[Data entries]
:::

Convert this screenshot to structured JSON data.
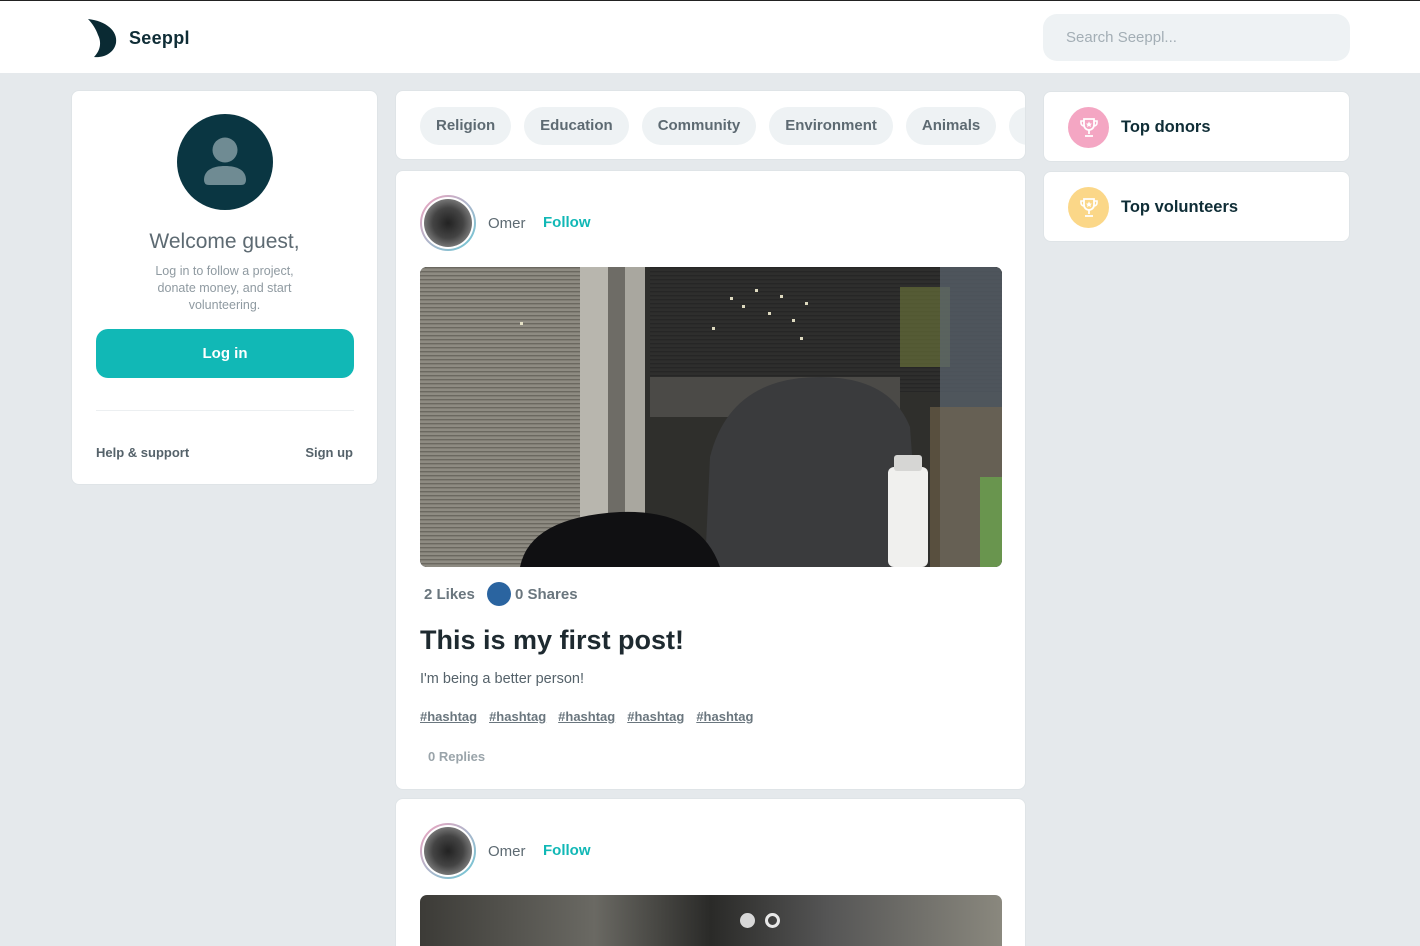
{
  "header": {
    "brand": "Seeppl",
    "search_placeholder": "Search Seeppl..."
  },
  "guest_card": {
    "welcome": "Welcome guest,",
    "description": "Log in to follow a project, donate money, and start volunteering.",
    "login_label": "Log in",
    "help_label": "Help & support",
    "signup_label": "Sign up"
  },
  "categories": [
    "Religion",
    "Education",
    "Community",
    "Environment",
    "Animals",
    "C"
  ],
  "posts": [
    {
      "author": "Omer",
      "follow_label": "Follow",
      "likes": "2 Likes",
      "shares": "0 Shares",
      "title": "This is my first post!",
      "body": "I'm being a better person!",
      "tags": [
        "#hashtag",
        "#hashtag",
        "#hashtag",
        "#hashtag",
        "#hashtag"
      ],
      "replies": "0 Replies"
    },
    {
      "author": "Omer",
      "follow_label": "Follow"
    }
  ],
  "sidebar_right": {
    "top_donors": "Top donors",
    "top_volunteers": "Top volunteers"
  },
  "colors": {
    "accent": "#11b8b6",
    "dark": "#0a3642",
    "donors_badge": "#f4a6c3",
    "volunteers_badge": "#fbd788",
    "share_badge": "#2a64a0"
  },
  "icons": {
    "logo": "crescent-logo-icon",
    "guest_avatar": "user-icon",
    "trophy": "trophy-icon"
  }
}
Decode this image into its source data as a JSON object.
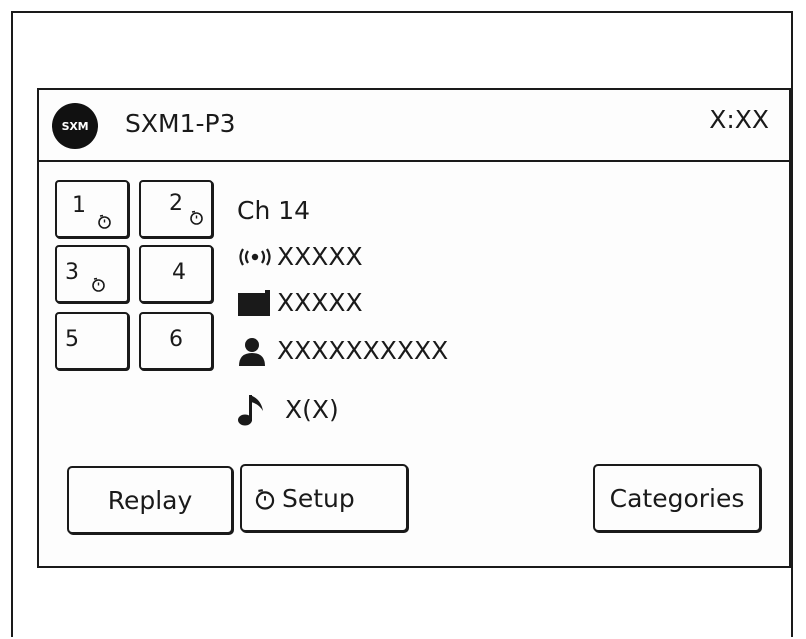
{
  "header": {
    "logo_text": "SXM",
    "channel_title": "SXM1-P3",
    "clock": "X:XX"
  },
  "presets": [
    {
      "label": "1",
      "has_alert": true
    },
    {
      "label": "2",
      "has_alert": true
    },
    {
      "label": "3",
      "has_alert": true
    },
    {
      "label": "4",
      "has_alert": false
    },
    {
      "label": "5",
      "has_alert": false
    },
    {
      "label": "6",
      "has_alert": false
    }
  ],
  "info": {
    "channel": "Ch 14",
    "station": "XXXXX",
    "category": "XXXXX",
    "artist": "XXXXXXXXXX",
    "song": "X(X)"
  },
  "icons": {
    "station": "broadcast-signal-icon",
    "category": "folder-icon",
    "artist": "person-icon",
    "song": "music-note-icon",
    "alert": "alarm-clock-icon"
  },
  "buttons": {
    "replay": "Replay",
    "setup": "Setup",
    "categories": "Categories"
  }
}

:::

Task brief: Determine how many lines of this listing contain "station", and give only the number.

Task solution: 2